Nancy Martha West. Kodak and the Lens of Nostalgia. Charlottesville and London: University Press of Virginia, 2000. xviii + 242 pp. $16.95 (paper), ISBN 978-0-8139-1958-4.
Reviewed by Michelle E. Moore (SUNY at Binghamton )
Published on H-PCAACA (October, 2000)
In the past twenty years, there has been a surge in published studies on the history of the advertising image. Fueled by Walter Benjamin's, Roland Barthes, and Susan Sontag's theorization of the photograph, most of these studies concentrate on the implications of various advertising images on the culture. One can also find shelves of studies dedicated to the history of photography as found in literature; from inquiries into Edgar Allan Poe's early portrayals of flash photography to articles about Julio Cortazar's play with the moving image. Nancy Martha West's recently published Kodak and the Lens of Nostalgia is unique in that it is about the marketing of photography by Kodak and the desires that company awakened in twentieth-century Americans.
From the 1840s to the 1880s, sorrow and death were regularly photographed and post-mortem photography became extremely popular among Americans. In 1888, Kodak marketed its No.1 camera, with 100 exposures and everything began to change for photography. West points out that this was "probably over ten times as many photographs as the average middle-class American owned at the time"(2). Photography could now rest squarely in the hands of amateurs and middle-class photography now promised to fulfil the American dream of "effortless abundance" (2). West points out that this is exactly the historical moment that Susan Sontag's argument about the image becomes true. Even the most ugly or disturbing of images can be magically transformed into something aesthetically pleasing through photography's ability to arrest the flow of time. West historicizes Sontag's argument: "Before Kodak, however, no system existed to condition such a purely aesthetic and emotional response to photographs" (2).

* To do *
Please pick up the review of Kodak and the Lens of Nostalgia where it stops and carry it on. You won't need the lines that come after this.

* Collected data *

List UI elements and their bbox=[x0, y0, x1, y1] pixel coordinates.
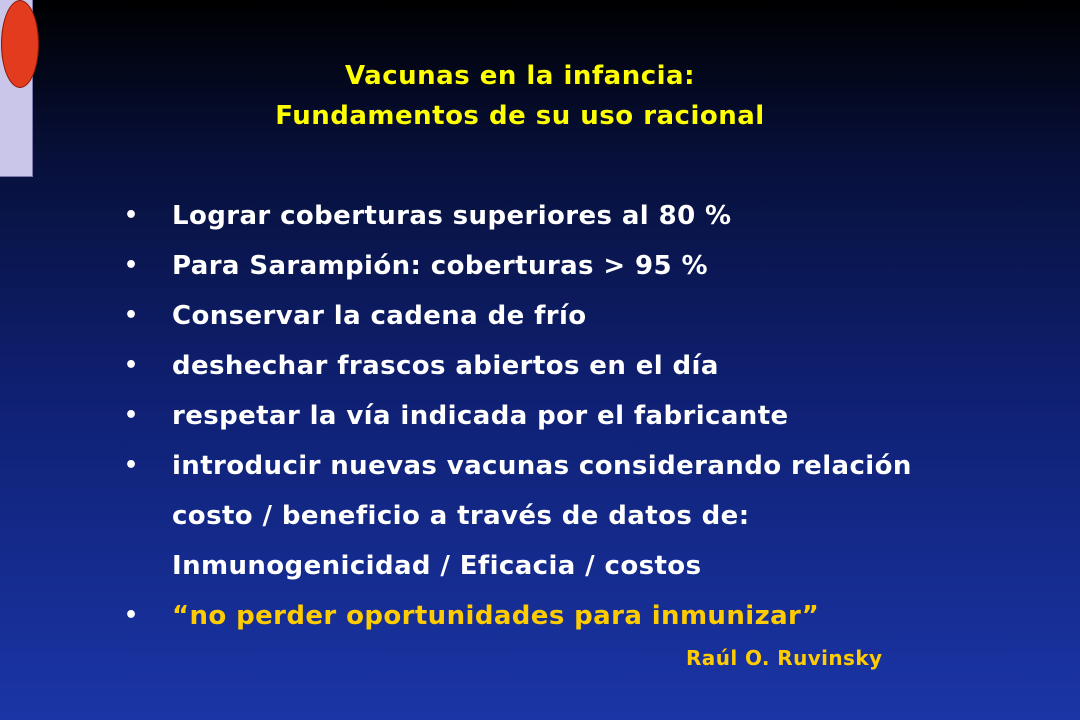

* Answer to this task *
The study's strength lies in its use of historical artifacts, Kodak's actual advertisements, to draw conclusions about what the role of snapshot photography was and still is in the Modern American home. West contends that Kodak, along with the four other industries of leisure, toys, fashion, and antiques, aims to "provide a special kind of commodity" and all five industries underwent dramatic transformations at the end of the nineteenth century (5). She argues that "each serves to transform a surface attention to the world-the desire for beauty, pleasure, and innocence-into things or, more precisely in the case of leisure and fashion, into the semiotics of packaged experiences and appearances" (5).
This is the heart of her study: the difference between Kodak and these other industries and Kodak's use of the similar values and desires they were all marketing together. West writes, "While these other industries acknowledge their participation in the construction of fantasy-in the case of leisure, a pleasurable antidote to labor or daily routine; in the case of toys, a nostalgic view of childhood; in the case of fashion, an erotic of novelty; and in the case of antiques, an intimate and innocent past-Kodak advertising presents its idealizations as real" (5).
The study is well organized around Kodak's relationships with these other industries. After a short history of the company, the advertising images' association with each individual industry forms the chapters of the study. The last chapter is an analysis of Kodak and World War I with an emphasis on narrative. This is a book, then, about the relationship between Kodak, its advertising images, America's desire for snapshots and the worlds an average middle-class photographer can create by snapping them him or herself. West claims that the company "commodified memory" by "offering its consumers the means to preserve their memories" (9). This guarantees that traditional modes of remembering the past will be forgotten. She writes, "Kodak taught amateur photographers to apprehend their experiences and memories as objects of nostalgia, for the easy availability of snapshots allowed people for the first time in history to arrange their lives in such a way that painful or unpleasant aspects were systematically erased" (1).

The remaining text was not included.